>> Start

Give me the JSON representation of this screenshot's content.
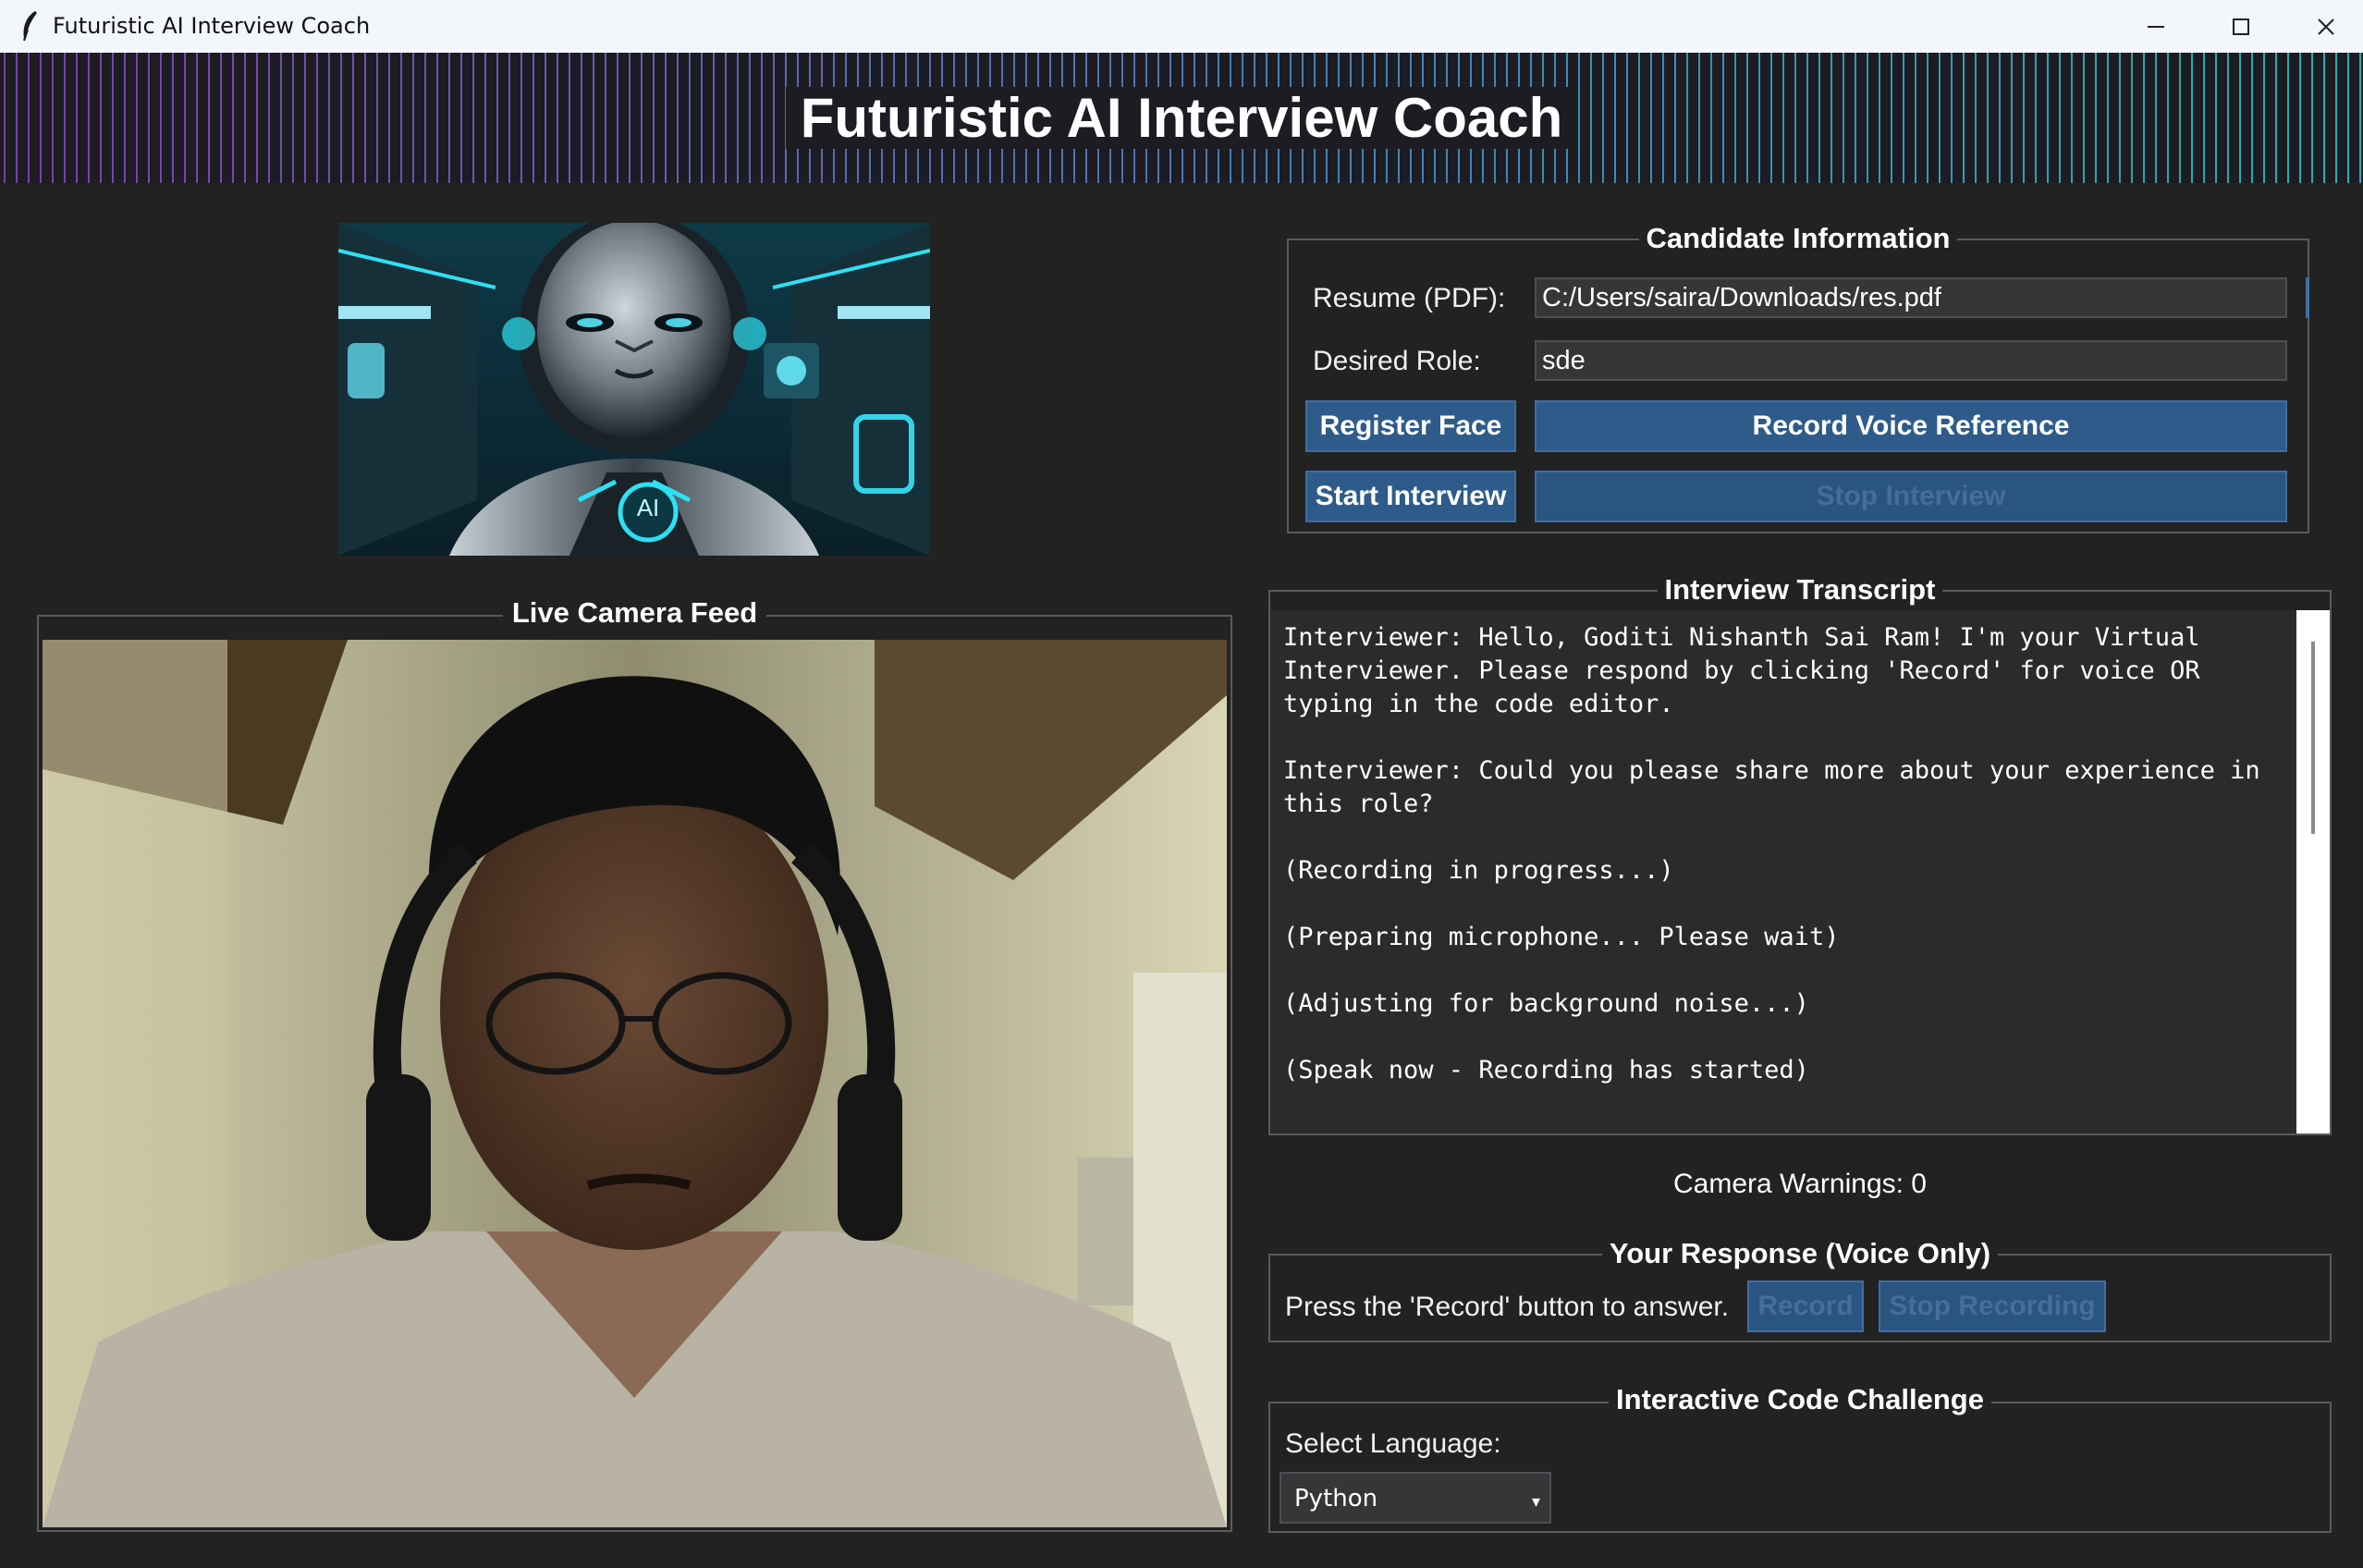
{
  "window": {
    "title": "Futuristic AI Interview Coach",
    "icon": "feather-icon",
    "controls": [
      "minimize-icon",
      "maximize-icon",
      "close-icon"
    ]
  },
  "header": {
    "title": "Futuristic AI Interview Coach"
  },
  "avatar": {
    "badge": "AI"
  },
  "camera": {
    "label": "Live Camera Feed"
  },
  "candidate": {
    "title": "Candidate Information",
    "resume_label": "Resume (PDF):",
    "resume_value": "C:/Users/saira/Downloads/res.pdf",
    "role_label": "Desired Role:",
    "role_value": "sde",
    "register_face": "Register Face",
    "record_voice_reference": "Record Voice Reference",
    "start_interview": "Start Interview",
    "stop_interview": "Stop Interview"
  },
  "transcript": {
    "title": "Interview Transcript",
    "lines": [
      "Interviewer: Hello, Goditi Nishanth Sai Ram! I'm your Virtual",
      "Interviewer. Please respond by clicking 'Record' for voice OR",
      "typing in the code editor.",
      "",
      "Interviewer: Could you please share more about your experience in",
      "this role?",
      "",
      "(Recording in progress...)",
      "",
      "(Preparing microphone... Please wait)",
      "",
      "(Adjusting for background noise...)",
      "",
      "(Speak now - Recording has started)"
    ]
  },
  "camera_warnings": "Camera Warnings: 0",
  "response": {
    "title": "Your Response (Voice Only)",
    "prompt": "Press the 'Record' button to answer.",
    "record": "Record",
    "stop_recording": "Stop Recording"
  },
  "code_challenge": {
    "title": "Interactive Code Challenge",
    "select_label": "Select Language:",
    "language": "Python"
  },
  "colors": {
    "background": "#222222",
    "button": "#2e5b8a",
    "stripe_purple": "#7b3fa8",
    "stripe_teal": "#1fb0b8"
  }
}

>> End

List all lines where "button" occurs.

    "prompt": "Press the 'Record' button to answer.",
    "button": "#2e5b8a",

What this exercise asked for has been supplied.